# RECORDS FOR THIS EXERCISE start

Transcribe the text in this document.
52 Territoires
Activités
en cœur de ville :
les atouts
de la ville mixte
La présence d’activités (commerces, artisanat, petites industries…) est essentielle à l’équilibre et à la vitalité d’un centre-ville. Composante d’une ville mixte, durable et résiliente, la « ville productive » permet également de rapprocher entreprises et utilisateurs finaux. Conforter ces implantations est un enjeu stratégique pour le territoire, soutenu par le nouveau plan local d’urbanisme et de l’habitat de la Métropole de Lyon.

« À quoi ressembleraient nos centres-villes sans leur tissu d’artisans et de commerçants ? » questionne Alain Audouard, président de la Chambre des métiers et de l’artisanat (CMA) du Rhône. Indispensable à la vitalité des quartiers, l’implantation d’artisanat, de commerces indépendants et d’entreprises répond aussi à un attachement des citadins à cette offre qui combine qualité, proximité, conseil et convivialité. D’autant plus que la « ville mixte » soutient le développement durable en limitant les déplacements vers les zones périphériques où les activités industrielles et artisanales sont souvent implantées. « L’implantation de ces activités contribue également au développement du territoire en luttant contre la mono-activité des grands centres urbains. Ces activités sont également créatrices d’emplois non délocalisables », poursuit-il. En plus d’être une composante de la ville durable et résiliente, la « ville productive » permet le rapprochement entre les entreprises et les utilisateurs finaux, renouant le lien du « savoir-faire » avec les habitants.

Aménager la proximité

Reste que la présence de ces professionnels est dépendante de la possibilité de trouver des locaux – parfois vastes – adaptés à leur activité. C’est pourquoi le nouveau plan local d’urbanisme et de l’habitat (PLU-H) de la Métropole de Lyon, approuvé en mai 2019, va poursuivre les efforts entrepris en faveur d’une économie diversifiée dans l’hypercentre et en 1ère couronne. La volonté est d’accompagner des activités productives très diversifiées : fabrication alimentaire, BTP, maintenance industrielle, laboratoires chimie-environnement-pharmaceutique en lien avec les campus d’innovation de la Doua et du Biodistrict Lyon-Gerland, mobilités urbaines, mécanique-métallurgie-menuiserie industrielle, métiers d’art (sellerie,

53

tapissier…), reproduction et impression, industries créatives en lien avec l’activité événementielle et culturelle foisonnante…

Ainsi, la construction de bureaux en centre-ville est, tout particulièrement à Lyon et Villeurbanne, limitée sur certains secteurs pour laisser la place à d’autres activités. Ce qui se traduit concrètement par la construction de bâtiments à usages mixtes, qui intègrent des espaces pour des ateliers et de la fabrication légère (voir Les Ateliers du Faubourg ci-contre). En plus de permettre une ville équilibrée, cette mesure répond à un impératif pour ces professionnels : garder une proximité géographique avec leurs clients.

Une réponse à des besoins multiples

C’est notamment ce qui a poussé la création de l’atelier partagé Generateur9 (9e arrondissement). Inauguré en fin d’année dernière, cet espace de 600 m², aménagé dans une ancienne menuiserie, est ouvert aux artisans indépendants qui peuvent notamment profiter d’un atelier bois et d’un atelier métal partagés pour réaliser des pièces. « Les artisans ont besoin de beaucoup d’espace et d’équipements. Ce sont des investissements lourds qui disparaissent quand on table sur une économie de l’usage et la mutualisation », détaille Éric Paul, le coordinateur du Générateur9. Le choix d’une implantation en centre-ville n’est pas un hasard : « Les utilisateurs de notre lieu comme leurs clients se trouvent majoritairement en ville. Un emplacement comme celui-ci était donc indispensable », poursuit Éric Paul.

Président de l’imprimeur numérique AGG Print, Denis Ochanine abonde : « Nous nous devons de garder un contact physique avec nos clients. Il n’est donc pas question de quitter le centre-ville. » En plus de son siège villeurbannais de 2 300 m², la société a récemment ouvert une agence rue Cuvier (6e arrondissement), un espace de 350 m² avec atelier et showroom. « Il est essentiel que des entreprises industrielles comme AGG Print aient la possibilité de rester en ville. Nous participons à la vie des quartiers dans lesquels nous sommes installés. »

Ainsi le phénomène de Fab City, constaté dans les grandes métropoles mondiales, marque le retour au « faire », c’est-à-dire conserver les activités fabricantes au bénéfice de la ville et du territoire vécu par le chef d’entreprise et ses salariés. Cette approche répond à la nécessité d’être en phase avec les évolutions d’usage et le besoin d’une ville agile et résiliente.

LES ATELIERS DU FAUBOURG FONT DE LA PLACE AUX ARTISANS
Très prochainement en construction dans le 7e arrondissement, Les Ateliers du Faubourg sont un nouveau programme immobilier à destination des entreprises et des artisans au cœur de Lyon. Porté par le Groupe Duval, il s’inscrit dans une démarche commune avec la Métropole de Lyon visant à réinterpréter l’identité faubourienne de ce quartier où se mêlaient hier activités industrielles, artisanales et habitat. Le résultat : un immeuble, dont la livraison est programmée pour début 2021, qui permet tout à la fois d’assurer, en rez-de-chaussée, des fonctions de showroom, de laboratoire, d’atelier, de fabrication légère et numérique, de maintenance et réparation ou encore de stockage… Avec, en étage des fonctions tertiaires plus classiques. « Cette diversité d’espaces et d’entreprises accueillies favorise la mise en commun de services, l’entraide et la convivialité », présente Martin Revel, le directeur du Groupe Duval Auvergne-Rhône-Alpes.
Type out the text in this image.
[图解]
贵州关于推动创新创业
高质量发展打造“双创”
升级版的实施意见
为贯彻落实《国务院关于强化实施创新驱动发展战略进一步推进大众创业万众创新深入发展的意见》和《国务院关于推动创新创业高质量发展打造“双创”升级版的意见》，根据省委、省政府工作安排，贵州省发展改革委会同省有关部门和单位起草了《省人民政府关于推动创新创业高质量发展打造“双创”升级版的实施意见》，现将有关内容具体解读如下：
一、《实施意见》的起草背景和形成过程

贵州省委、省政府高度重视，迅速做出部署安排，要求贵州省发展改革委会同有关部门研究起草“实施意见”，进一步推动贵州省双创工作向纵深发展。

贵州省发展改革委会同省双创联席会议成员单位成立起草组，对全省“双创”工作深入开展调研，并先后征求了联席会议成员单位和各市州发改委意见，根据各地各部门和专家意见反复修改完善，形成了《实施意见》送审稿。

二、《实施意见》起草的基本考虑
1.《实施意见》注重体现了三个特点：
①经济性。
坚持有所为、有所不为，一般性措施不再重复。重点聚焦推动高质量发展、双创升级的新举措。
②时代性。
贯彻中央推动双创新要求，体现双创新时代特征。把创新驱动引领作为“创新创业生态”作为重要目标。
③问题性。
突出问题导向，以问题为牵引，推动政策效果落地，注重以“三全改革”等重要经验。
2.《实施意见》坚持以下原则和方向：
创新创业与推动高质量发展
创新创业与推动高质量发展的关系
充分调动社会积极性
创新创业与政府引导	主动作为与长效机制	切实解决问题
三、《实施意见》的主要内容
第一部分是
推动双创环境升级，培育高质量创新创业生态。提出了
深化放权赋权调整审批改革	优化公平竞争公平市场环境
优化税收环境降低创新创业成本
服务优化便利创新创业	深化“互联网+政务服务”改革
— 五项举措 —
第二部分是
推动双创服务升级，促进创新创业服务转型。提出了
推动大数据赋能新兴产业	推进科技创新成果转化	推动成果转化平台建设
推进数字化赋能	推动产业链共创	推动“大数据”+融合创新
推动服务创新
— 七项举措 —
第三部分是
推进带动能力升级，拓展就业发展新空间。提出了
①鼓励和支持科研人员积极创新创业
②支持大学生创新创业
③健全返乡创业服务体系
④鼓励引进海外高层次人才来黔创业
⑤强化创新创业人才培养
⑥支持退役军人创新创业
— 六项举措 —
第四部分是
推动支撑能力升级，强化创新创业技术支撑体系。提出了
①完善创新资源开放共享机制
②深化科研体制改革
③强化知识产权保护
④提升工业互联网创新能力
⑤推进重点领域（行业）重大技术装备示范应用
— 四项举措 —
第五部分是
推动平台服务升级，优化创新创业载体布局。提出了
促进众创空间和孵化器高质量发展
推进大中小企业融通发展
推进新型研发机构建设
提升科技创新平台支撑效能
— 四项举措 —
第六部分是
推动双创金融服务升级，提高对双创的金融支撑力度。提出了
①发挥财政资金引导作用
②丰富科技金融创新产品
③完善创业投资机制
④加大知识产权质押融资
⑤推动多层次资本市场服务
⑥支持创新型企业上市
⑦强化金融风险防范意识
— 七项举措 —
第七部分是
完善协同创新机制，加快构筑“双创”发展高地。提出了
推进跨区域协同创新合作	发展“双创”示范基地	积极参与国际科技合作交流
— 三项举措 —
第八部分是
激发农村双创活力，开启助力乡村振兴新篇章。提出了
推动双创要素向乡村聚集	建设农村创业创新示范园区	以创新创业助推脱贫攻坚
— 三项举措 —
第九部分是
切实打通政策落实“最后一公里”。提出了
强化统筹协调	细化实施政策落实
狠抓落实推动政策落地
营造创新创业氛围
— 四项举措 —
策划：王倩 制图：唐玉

# RECORDS FOR THIS EXERCISE end

* [GIVEN TASK]:
Copy every line of the entries above in which "garder" occurs.

* [ANSWER TO THE EXERCISE]:
Ainsi, la construction de bureaux en centre-ville est, tout particulièrement à Lyon et Villeurbanne, limitée sur certains secteurs pour laisser la place à d’autres activités. Ce qui se traduit concrètement par la construction de bâtiments à usages mixtes, qui intègrent des espaces pour des ateliers et de la fabrication légère (voir Les Ateliers du Faubourg ci-contre). En plus de permettre une ville équilibrée, cette mesure répond à un impératif pour ces professionnels : garder une proximité géographique avec leurs clients.
Président de l’imprimeur numérique AGG Print, Denis Ochanine abonde : « Nous nous devons de garder un contact physique avec nos clients. Il n’est donc pas question de quitter le centre-ville. » En plus de son siège villeurbannais de 2 300 m², la société a récemment ouvert une agence rue Cuvier (6e arrondissement), un espace de 350 m² avec atelier et showroom. « Il est essentiel que des entreprises industrielles comme AGG Print aient la possibilité de rester en ville. Nous participons à la vie des quartiers dans lesquels nous sommes installés. »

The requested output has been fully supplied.